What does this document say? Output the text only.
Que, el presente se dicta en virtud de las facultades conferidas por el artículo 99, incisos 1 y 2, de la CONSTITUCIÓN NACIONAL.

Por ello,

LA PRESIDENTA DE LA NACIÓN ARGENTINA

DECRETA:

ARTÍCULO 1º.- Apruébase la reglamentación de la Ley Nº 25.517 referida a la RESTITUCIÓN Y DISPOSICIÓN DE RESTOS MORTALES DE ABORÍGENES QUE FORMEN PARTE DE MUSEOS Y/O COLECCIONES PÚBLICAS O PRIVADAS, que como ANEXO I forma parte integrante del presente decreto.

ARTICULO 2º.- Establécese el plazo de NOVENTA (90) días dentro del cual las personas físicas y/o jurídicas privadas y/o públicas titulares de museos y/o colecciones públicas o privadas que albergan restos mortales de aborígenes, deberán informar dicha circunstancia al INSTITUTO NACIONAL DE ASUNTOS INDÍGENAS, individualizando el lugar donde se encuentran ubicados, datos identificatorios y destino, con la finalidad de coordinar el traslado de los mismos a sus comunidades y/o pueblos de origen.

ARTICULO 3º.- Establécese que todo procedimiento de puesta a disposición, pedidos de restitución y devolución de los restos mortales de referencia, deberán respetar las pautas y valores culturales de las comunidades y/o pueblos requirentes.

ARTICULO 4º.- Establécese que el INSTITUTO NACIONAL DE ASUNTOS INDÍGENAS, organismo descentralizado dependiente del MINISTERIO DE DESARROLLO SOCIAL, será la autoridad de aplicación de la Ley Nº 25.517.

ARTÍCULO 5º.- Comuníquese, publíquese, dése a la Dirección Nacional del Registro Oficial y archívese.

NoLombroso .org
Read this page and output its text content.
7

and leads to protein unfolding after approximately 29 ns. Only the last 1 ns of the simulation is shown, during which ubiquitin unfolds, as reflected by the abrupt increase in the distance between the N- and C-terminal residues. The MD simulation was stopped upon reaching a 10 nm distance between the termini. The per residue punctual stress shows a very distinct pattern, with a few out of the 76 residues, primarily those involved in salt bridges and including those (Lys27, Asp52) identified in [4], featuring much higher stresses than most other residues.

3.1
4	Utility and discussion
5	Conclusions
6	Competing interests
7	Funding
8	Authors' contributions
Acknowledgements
________________
Your answer should consist of copies of the lines above that include the string "INSTITUTO".

**Result of the task**
ARTICULO 2º.- Establécese el plazo de NOVENTA (90) días dentro del cual las personas físicas y/o jurídicas privadas y/o públicas titulares de museos y/o colecciones públicas o privadas que albergan restos mortales de aborígenes, deberán informar dicha circunstancia al INSTITUTO NACIONAL DE ASUNTOS INDÍGENAS, individualizando el lugar donde se encuentran ubicados, datos identificatorios y destino, con la finalidad de coordinar el traslado de los mismos a sus comunidades y/o pueblos de origen.
ARTICULO 4º.- Establécese que el INSTITUTO NACIONAL DE ASUNTOS INDÍGENAS, organismo descentralizado dependiente del MINISTERIO DE DESARROLLO SOCIAL, será la autoridad de aplicación de la Ley Nº 25.517.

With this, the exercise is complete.